== Exercise details ==
Go through the material below and copy each line where the word "ylabel" appears.

Dataset rows
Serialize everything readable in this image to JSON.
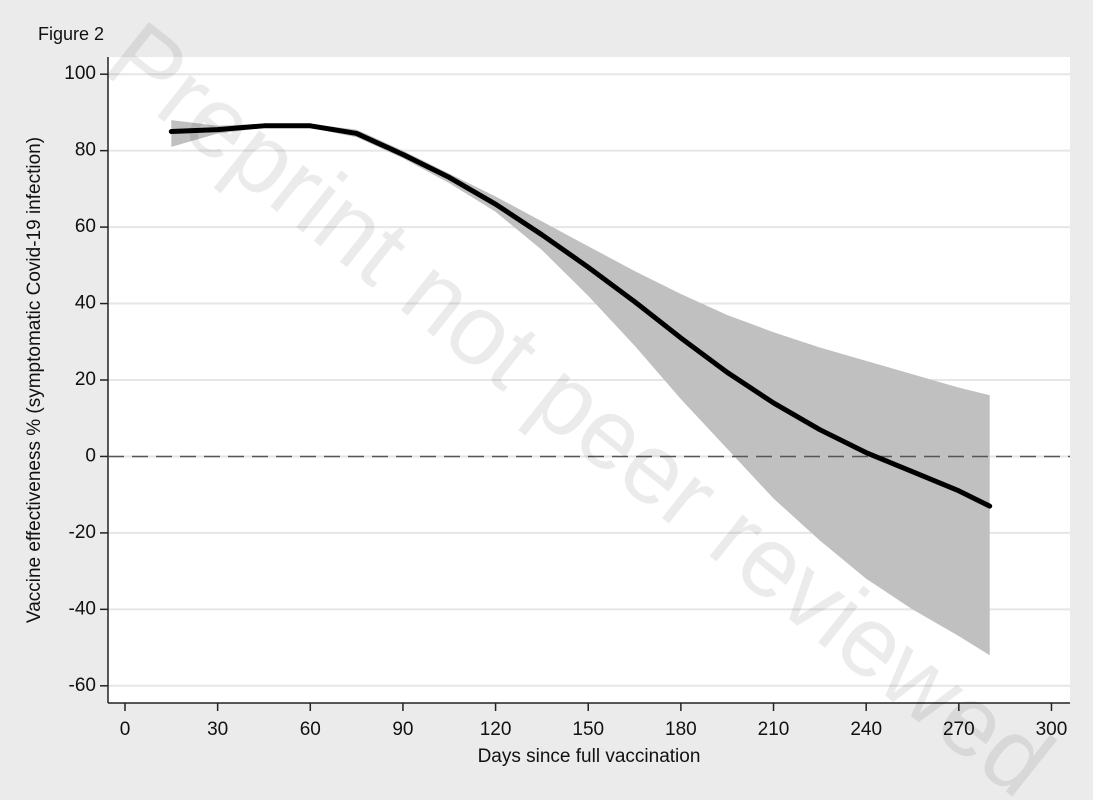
{
  "chart_data": {
    "type": "line",
    "title": "Figure 2",
    "xlabel": "Days since full vaccination",
    "ylabel": "Vaccine effectiveness % (symptomatic Covid-19 infection)",
    "watermark": "Preprint not peer reviewed",
    "x": [
      15,
      30,
      45,
      60,
      75,
      90,
      105,
      120,
      135,
      150,
      165,
      180,
      195,
      210,
      225,
      240,
      255,
      270,
      280
    ],
    "values": [
      85,
      85.5,
      86.5,
      86.5,
      84.5,
      79,
      73,
      66,
      58,
      49.5,
      40.5,
      31,
      22,
      14,
      7,
      1,
      -4,
      -9,
      -13
    ],
    "color": "#000000",
    "band": {
      "upper": [
        88,
        86.5,
        87,
        87,
        85.5,
        80,
        74,
        68,
        61.5,
        55,
        48.5,
        42.5,
        37,
        32.5,
        28.5,
        25,
        21.5,
        18,
        16
      ],
      "lower": [
        81,
        84.5,
        86,
        86,
        83.5,
        78,
        71.5,
        64,
        54,
        42,
        29,
        15,
        2,
        -11,
        -22,
        -32,
        -40,
        -47,
        -52
      ],
      "color": "#c0c0c0"
    },
    "reference_y": 0,
    "xlim": [
      -5.5,
      306
    ],
    "ylim": [
      -64.5,
      104.5
    ],
    "xticks": [
      0,
      30,
      60,
      90,
      120,
      150,
      180,
      210,
      240,
      270,
      300
    ],
    "yticks": [
      -60,
      -40,
      -20,
      0,
      20,
      40,
      60,
      80,
      100
    ],
    "grid": true
  }
}
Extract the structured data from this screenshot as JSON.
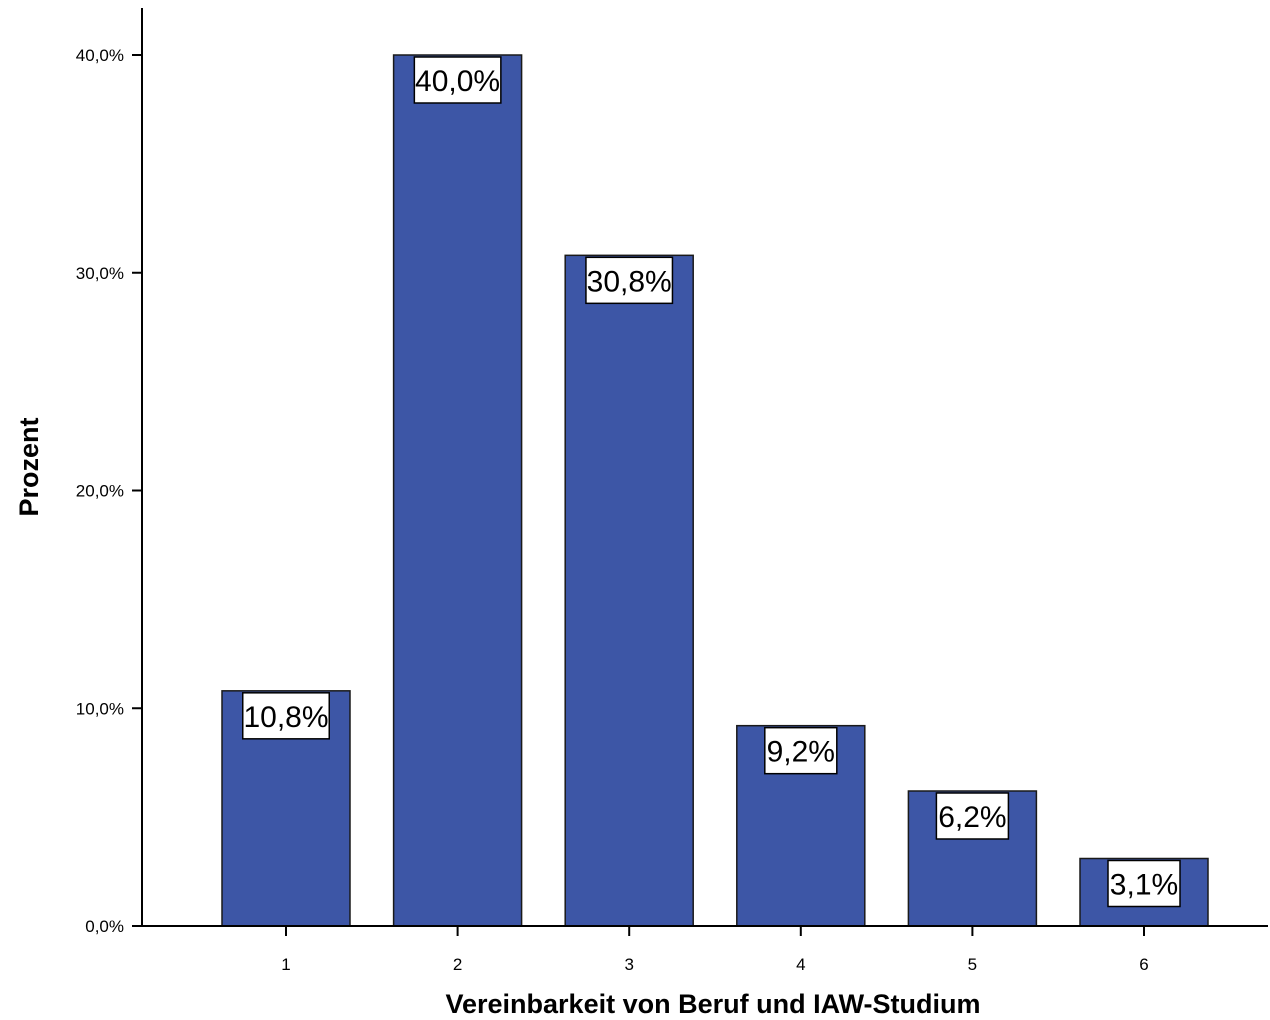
{
  "chart_data": {
    "type": "bar",
    "title": "",
    "xlabel": "Vereinbarkeit von Beruf und IAW-Studium",
    "ylabel": "Prozent",
    "categories": [
      "1",
      "2",
      "3",
      "4",
      "5",
      "6"
    ],
    "values": [
      10.8,
      40.0,
      30.8,
      9.2,
      6.2,
      3.1
    ],
    "data_labels": [
      "10,8%",
      "40,0%",
      "30,8%",
      "9,2%",
      "6,2%",
      "3,1%"
    ],
    "ylim": [
      0,
      40
    ],
    "yticks": [
      0,
      10,
      20,
      30,
      40
    ],
    "ytick_labels": [
      "0,0%",
      "10,0%",
      "20,0%",
      "30,0%",
      "40,0%"
    ],
    "grid": false,
    "legend": "none",
    "colors": {
      "bar_fill": "#3d56a6",
      "bar_stroke": "#1a1a1a",
      "label_box": "#ffffff",
      "axis": "#000000"
    }
  }
}
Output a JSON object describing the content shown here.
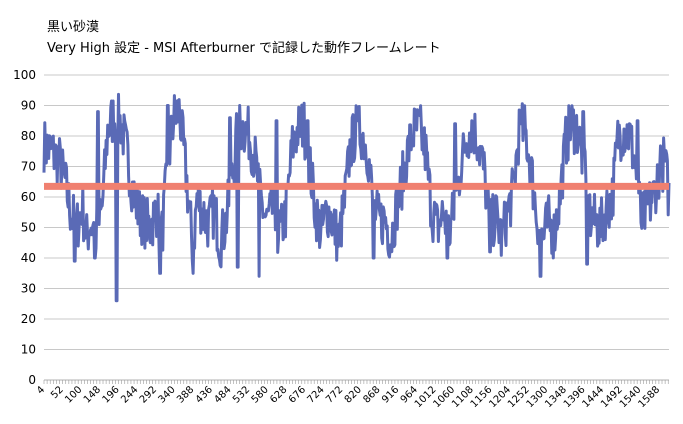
{
  "chart_data": {
    "type": "line",
    "title": "黒い砂漠",
    "subtitle": "Very High 設定 - MSI Afterburner で記録した動作フレームレート",
    "xlabel": "",
    "ylabel": "",
    "ylim": [
      0,
      100
    ],
    "yticks": [
      0,
      10,
      20,
      30,
      40,
      50,
      60,
      70,
      80,
      90,
      100
    ],
    "x_tick_labels": [
      "4",
      "52",
      "100",
      "148",
      "196",
      "244",
      "292",
      "340",
      "388",
      "436",
      "484",
      "532",
      "580",
      "628",
      "676",
      "724",
      "772",
      "820",
      "868",
      "916",
      "964",
      "1012",
      "1060",
      "1108",
      "1156",
      "1204",
      "1252",
      "1300",
      "1348",
      "1396",
      "1444",
      "1492",
      "1540",
      "1588"
    ],
    "x_start": 1,
    "x_end": 1611,
    "grid": true,
    "legend": "none",
    "series": [
      {
        "color": "#5a6ab6",
        "x": [
          1,
          20,
          40,
          55,
          70,
          85,
          100,
          110,
          120,
          135,
          150,
          165,
          180,
          200,
          215,
          230,
          245,
          260,
          275,
          290,
          305,
          320,
          335,
          350,
          365,
          385,
          395,
          410,
          425,
          440,
          455,
          470,
          485,
          500,
          515,
          530,
          545,
          560,
          575,
          590,
          600,
          610,
          625,
          640,
          655,
          670,
          685,
          700,
          715,
          730,
          745,
          760,
          775,
          790,
          805,
          820,
          835,
          850,
          865,
          880,
          895,
          910,
          925,
          940,
          955,
          970,
          985,
          1000,
          1015,
          1030,
          1045,
          1060,
          1075,
          1090,
          1105,
          1120,
          1135,
          1150,
          1165,
          1180,
          1195,
          1210,
          1225,
          1240,
          1255,
          1270,
          1285,
          1300,
          1315,
          1330,
          1345,
          1360,
          1375,
          1390,
          1405,
          1420,
          1435,
          1450,
          1465,
          1480,
          1495,
          1510,
          1525,
          1540,
          1555,
          1570,
          1585,
          1600,
          1611
        ],
        "y": [
          77,
          75,
          72,
          65,
          55,
          50,
          57,
          46,
          52,
          48,
          55,
          82,
          86,
          84,
          74,
          62,
          55,
          52,
          50,
          56,
          48,
          70,
          86,
          88,
          70,
          42,
          60,
          55,
          51,
          56,
          45,
          52,
          66,
          82,
          83,
          80,
          72,
          58,
          52,
          56,
          50,
          48,
          55,
          76,
          82,
          84,
          71,
          56,
          48,
          56,
          52,
          45,
          58,
          76,
          82,
          81,
          75,
          56,
          52,
          53,
          46,
          57,
          66,
          76,
          82,
          82,
          74,
          55,
          50,
          55,
          48,
          58,
          70,
          80,
          83,
          78,
          68,
          50,
          54,
          46,
          55,
          62,
          82,
          82,
          70,
          54,
          46,
          52,
          48,
          60,
          78,
          84,
          82,
          72,
          54,
          52,
          50,
          56,
          60,
          80,
          82,
          80,
          70,
          52,
          56,
          60,
          68,
          72,
          60
        ],
        "mins": [
          [
            80,
            39
          ],
          [
            132,
            40
          ],
          [
            188,
            26
          ],
          [
            300,
            35
          ],
          [
            385,
            35
          ],
          [
            500,
            37
          ],
          [
            555,
            34
          ],
          [
            850,
            40
          ],
          [
            1040,
            40
          ],
          [
            1150,
            42
          ],
          [
            1280,
            34
          ],
          [
            1400,
            38
          ]
        ],
        "maxs": [
          [
            140,
            88
          ],
          [
            320,
            90
          ],
          [
            480,
            86
          ],
          [
            600,
            85
          ],
          [
            680,
            85
          ],
          [
            810,
            85
          ],
          [
            1060,
            84
          ],
          [
            1230,
            84
          ],
          [
            1390,
            88
          ],
          [
            1530,
            85
          ],
          [
            1592,
            75
          ]
        ]
      },
      {
        "color": "#f08070",
        "type": "hline",
        "y": 63.5
      }
    ]
  }
}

== Response ==
    "ylabel": "Vaccine effectiveness % (symptomatic Covid-19 infection)",
    "ylabel": "Prozent",
    "ylabel": "",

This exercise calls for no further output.